(begin)
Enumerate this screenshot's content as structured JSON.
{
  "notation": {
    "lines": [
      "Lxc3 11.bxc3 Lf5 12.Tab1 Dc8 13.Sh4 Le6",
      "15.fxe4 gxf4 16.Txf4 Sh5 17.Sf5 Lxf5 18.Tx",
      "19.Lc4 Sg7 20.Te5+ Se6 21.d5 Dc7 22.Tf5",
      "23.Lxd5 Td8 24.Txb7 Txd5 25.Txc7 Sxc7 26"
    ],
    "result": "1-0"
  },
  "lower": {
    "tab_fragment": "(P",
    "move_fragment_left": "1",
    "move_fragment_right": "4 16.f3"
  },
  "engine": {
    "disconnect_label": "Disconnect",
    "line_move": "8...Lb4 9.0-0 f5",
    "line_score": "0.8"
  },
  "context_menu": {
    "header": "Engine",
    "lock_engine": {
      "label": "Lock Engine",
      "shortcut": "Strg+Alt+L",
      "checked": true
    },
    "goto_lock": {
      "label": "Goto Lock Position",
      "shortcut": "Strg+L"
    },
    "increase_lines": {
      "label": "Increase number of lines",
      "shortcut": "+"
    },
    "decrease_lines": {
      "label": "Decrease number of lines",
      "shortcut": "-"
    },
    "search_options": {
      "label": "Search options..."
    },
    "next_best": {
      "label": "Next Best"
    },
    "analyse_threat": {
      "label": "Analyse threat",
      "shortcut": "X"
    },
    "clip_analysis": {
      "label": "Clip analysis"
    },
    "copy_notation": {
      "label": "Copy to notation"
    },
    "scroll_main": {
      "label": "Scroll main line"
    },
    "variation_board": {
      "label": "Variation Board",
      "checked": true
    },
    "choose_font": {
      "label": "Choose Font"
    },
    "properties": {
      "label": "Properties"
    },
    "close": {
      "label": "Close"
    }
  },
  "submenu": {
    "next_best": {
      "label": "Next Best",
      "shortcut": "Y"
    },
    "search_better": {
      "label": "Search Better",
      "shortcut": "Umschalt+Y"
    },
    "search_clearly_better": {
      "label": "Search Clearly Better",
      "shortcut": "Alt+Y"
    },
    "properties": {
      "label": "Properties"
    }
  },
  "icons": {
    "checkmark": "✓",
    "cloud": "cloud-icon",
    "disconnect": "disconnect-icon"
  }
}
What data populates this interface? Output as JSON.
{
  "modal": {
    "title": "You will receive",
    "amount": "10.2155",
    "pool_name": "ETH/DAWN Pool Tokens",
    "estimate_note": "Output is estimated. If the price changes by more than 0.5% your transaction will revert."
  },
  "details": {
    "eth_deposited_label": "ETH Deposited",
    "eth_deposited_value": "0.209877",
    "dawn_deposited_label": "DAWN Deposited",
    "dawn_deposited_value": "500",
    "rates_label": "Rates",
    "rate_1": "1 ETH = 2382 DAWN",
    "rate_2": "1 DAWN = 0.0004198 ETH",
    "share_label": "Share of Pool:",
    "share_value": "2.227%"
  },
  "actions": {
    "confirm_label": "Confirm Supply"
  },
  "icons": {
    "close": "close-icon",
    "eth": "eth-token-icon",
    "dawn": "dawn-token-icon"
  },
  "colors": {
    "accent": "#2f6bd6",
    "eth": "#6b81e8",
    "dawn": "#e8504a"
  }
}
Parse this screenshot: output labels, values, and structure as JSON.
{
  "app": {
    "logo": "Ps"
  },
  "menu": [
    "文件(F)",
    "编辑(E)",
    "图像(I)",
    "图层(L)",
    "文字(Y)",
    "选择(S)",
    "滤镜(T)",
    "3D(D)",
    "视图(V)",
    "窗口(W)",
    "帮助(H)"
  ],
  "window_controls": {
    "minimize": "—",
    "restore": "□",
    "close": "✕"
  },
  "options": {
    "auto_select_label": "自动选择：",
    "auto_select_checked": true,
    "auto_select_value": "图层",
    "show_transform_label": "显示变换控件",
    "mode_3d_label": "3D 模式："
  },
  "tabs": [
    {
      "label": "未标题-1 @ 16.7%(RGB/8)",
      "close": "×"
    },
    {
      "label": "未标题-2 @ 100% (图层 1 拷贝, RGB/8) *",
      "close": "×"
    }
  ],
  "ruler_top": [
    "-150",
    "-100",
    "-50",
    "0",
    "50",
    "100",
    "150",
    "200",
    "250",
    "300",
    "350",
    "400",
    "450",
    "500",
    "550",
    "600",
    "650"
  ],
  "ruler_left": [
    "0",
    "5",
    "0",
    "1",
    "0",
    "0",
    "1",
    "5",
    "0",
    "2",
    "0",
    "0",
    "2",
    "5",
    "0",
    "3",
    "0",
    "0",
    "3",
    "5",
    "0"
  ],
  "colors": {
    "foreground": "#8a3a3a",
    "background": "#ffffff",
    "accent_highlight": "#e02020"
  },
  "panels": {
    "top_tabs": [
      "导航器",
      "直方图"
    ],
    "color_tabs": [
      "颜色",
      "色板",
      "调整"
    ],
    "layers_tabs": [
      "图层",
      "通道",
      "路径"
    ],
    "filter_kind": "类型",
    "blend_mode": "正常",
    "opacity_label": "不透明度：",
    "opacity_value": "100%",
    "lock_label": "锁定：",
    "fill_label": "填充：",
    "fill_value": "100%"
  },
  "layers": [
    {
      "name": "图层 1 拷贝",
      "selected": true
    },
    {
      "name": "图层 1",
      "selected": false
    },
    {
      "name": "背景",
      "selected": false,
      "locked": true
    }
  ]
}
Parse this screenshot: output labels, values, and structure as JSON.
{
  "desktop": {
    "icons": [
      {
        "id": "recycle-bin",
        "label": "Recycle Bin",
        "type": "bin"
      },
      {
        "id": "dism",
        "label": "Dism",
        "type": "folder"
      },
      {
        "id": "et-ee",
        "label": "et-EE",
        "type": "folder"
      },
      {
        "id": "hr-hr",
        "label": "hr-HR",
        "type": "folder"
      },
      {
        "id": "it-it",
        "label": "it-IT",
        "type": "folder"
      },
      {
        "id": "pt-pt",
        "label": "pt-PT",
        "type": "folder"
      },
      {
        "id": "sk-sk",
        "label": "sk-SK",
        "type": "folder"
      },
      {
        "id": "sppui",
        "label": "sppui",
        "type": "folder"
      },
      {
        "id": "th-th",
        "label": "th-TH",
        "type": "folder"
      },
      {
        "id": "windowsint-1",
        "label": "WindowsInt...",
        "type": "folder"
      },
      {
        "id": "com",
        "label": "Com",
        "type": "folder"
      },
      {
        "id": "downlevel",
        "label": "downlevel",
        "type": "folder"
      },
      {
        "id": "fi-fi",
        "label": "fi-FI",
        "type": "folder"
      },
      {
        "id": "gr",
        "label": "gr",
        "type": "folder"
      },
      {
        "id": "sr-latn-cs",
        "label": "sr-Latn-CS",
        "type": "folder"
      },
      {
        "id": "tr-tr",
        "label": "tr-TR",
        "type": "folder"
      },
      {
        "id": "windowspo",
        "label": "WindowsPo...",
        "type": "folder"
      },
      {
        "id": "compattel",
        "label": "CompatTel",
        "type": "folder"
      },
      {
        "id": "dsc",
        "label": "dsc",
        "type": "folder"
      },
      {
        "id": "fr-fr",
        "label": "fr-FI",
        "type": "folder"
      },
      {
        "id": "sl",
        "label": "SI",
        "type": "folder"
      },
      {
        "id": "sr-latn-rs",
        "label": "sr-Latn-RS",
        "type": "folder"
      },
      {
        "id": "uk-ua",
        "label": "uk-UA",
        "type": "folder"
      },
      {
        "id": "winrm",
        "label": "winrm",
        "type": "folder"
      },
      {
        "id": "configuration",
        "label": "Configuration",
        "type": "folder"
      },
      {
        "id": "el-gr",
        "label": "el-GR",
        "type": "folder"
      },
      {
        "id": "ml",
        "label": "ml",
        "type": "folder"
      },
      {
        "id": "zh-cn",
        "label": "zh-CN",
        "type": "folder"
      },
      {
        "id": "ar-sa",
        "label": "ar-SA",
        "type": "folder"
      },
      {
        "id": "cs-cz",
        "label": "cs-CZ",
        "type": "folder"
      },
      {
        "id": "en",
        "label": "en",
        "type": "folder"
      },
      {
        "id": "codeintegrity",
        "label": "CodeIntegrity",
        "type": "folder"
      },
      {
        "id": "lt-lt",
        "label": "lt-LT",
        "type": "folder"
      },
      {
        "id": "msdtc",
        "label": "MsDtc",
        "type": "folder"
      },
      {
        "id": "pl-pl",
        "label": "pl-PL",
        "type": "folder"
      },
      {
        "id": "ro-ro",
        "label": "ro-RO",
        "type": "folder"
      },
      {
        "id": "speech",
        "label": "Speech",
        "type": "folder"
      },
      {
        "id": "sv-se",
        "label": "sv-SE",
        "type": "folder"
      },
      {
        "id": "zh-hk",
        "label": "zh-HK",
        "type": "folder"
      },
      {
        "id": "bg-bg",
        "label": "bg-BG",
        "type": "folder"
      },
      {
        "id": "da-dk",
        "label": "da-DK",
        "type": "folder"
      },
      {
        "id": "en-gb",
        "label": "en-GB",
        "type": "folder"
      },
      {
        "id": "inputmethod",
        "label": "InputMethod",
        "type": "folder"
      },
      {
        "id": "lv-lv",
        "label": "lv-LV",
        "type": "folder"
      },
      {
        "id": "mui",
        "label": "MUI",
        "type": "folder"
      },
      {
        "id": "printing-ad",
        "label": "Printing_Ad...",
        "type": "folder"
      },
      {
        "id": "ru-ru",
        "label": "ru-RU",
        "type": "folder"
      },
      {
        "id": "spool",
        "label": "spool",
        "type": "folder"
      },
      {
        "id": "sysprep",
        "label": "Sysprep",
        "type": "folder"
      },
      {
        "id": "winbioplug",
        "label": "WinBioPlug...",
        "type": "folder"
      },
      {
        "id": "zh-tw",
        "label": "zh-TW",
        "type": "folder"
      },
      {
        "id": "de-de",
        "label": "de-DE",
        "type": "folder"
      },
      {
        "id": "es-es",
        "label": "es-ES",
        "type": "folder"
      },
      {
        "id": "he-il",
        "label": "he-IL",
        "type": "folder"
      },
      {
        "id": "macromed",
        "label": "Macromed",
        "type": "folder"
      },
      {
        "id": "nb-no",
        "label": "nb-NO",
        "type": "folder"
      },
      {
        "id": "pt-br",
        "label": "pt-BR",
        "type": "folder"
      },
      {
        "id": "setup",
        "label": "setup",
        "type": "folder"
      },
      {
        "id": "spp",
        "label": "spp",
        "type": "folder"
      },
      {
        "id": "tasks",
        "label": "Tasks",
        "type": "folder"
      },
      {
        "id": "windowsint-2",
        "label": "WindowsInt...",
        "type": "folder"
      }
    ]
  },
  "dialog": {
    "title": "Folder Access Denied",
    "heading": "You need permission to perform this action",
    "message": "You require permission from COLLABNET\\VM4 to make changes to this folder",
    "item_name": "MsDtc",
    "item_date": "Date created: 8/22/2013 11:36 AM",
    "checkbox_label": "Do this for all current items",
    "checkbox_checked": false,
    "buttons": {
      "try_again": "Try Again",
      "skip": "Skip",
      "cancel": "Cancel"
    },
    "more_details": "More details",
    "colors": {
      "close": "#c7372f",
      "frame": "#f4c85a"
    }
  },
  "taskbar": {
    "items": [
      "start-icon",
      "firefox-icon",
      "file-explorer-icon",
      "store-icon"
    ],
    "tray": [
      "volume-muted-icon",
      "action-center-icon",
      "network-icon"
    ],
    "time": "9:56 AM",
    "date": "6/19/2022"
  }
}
(end)
In the entries above, find lines with "this" and copy each.

Enumerate this screenshot's content as structured JSON.
What data populates this interface? Output as JSON.
Parse this screenshot: output labels, values, and structure as JSON.
Parse this screenshot: output labels, values, and structure as JSON.
    "heading": "You need permission to perform this action",
    "message": "You require permission from COLLABNET\\VM4 to make changes to this folder",
    "checkbox_label": "Do this for all current items",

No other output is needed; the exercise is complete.